[Data section]
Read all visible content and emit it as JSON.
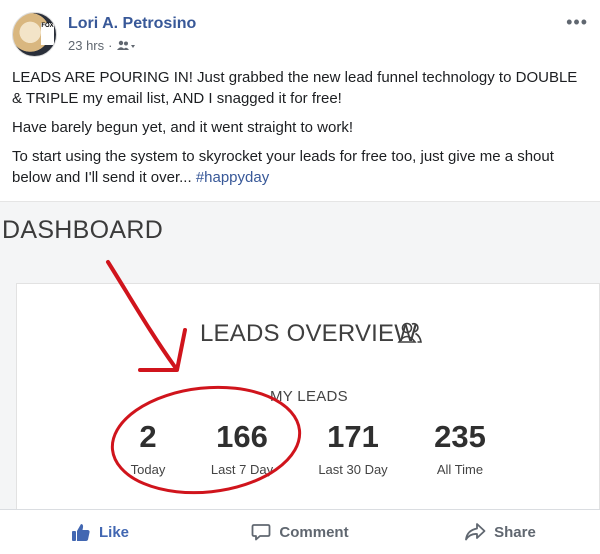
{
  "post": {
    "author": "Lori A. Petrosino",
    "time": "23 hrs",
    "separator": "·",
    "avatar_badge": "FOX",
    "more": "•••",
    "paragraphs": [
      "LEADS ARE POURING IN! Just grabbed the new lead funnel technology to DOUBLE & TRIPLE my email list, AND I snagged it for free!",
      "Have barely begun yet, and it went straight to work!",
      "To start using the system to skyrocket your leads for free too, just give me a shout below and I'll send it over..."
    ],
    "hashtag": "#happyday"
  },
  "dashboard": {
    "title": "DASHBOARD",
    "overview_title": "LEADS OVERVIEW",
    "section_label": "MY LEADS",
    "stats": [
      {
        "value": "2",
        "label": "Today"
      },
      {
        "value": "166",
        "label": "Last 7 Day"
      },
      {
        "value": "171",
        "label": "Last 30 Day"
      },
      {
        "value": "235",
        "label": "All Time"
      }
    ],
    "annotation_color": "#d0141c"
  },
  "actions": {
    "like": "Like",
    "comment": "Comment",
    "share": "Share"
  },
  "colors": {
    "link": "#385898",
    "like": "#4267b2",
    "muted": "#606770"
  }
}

--

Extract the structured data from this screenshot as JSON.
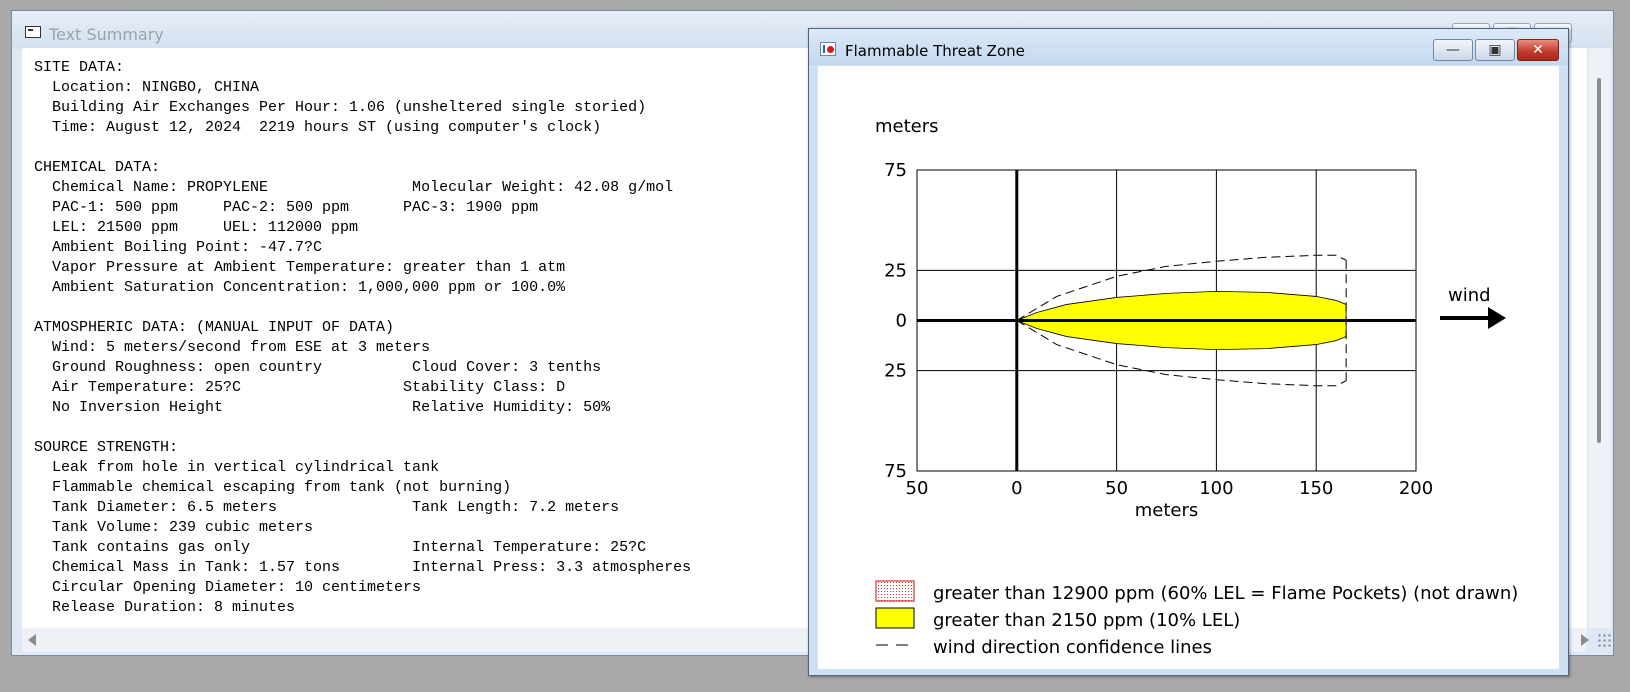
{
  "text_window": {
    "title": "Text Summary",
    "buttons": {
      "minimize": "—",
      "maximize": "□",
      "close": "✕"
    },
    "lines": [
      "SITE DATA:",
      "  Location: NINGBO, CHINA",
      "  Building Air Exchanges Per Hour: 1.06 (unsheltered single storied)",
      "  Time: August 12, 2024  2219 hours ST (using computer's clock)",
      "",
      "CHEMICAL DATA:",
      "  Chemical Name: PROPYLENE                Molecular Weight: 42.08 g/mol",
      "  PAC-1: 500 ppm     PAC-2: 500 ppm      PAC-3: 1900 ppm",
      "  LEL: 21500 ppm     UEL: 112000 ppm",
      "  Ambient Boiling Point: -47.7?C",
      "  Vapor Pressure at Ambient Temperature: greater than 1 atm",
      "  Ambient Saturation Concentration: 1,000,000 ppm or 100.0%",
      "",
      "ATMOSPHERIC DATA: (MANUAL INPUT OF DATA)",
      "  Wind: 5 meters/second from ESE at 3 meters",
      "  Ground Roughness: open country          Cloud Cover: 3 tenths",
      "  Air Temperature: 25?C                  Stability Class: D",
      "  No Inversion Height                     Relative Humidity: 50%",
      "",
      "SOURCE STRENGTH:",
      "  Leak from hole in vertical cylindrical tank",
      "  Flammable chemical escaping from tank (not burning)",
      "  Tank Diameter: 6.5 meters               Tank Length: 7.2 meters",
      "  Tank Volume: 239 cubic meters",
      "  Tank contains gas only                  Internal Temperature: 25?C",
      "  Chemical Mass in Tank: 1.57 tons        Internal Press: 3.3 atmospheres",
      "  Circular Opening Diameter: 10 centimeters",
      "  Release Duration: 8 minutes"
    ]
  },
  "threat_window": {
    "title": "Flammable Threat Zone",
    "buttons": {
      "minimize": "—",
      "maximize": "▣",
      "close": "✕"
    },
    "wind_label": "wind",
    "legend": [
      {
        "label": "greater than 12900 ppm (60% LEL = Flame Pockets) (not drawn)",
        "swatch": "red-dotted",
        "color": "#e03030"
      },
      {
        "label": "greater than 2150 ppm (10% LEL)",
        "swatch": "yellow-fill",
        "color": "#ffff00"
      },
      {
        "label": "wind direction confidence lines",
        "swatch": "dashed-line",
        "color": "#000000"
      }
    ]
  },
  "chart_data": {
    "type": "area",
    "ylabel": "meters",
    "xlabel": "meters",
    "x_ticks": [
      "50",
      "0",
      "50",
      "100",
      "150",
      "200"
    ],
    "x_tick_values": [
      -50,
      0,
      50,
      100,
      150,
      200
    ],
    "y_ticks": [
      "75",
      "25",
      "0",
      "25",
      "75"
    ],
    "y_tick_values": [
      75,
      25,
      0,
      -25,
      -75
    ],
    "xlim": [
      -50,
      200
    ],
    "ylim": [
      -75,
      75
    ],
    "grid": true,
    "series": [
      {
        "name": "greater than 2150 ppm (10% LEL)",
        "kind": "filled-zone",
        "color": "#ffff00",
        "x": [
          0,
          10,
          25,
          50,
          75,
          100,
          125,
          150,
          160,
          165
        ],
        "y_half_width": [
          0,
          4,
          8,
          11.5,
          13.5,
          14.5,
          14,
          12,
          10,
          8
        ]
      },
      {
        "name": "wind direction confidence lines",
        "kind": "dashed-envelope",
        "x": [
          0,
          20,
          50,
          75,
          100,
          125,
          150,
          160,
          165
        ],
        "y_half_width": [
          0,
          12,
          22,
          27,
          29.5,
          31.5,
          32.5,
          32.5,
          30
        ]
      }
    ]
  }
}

[Exercise details] Report only how many lines in the listing contain the string "greater".

[Solution to the problem] 4